Aim: Convert the lines of the listing below, from the line containing "delete-button[interactable] [182, 358, 218, 396]" through the line containing "app-brand[interactable]: ClientsApp [82, 121, 188, 145]", inclusive, into a Markdown table with the columns Row and Line. Number each line in Row, and leave out any blank lines.

Supplied data:
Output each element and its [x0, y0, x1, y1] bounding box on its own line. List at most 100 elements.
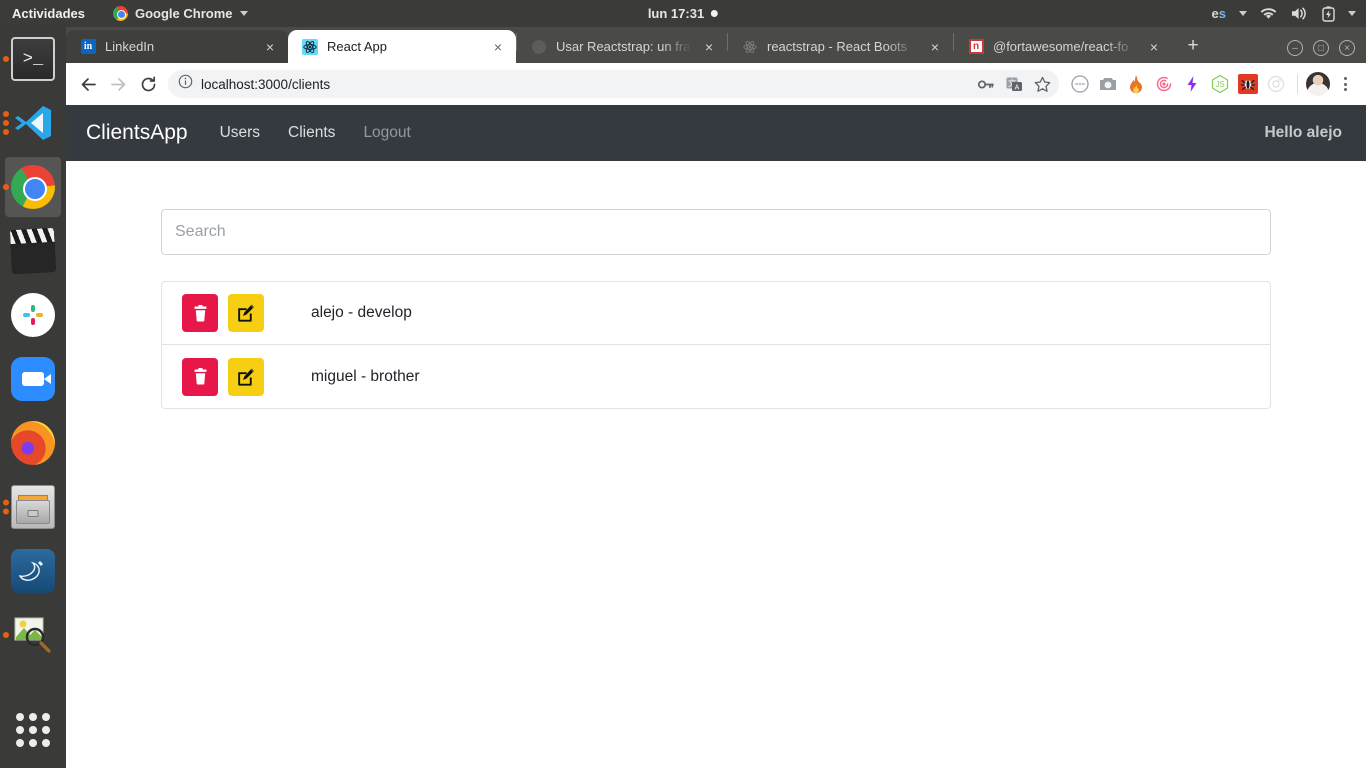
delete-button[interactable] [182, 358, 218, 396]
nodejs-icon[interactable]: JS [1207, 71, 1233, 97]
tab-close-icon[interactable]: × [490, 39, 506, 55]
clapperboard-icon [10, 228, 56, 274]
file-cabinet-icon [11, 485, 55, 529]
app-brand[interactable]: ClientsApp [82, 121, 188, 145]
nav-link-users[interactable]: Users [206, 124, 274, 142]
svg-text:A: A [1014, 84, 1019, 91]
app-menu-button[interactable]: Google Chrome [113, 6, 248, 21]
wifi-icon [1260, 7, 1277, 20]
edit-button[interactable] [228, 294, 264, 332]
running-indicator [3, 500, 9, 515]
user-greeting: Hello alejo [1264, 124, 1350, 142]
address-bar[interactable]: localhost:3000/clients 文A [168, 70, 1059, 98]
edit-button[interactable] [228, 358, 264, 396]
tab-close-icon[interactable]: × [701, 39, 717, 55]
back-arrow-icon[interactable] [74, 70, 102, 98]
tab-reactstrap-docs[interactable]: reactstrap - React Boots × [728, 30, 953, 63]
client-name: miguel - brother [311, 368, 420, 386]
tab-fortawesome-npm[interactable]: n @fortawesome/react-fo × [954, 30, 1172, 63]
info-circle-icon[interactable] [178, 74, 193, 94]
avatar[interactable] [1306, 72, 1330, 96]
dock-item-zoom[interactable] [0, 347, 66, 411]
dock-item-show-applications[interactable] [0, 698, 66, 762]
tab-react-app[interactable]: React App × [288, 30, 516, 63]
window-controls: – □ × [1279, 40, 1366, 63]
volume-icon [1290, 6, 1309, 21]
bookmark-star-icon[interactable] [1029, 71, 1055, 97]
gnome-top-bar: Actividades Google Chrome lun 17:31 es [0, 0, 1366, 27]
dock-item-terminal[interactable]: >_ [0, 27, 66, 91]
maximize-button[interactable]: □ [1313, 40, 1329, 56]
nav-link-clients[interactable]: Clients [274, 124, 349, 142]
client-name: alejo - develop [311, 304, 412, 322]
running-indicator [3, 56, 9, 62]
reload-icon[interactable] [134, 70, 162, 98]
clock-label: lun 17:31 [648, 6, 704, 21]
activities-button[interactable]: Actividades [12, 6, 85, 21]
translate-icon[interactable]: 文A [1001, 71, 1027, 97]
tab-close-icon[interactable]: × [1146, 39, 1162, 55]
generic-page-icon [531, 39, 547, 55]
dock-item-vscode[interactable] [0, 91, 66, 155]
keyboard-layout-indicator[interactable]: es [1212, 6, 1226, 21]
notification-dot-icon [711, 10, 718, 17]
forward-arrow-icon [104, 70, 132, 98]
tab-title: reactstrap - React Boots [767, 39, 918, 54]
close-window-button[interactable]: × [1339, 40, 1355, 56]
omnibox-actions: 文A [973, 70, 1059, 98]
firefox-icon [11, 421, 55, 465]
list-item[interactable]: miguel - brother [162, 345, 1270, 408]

Solved problem:
| Row | Line |
|---|---|
| 1 | delete-button[interactable] [182, 358, 218, 396] |
| 2 | nodejs-icon[interactable]: JS [1207, 71, 1233, 97] |
| 3 | tab-close-icon[interactable]: × [490, 39, 506, 55] |
| 4 | clapperboard-icon [10, 228, 56, 274] |
| 5 | file-cabinet-icon [11, 485, 55, 529] |
| 6 | app-brand[interactable]: ClientsApp [82, 121, 188, 145] |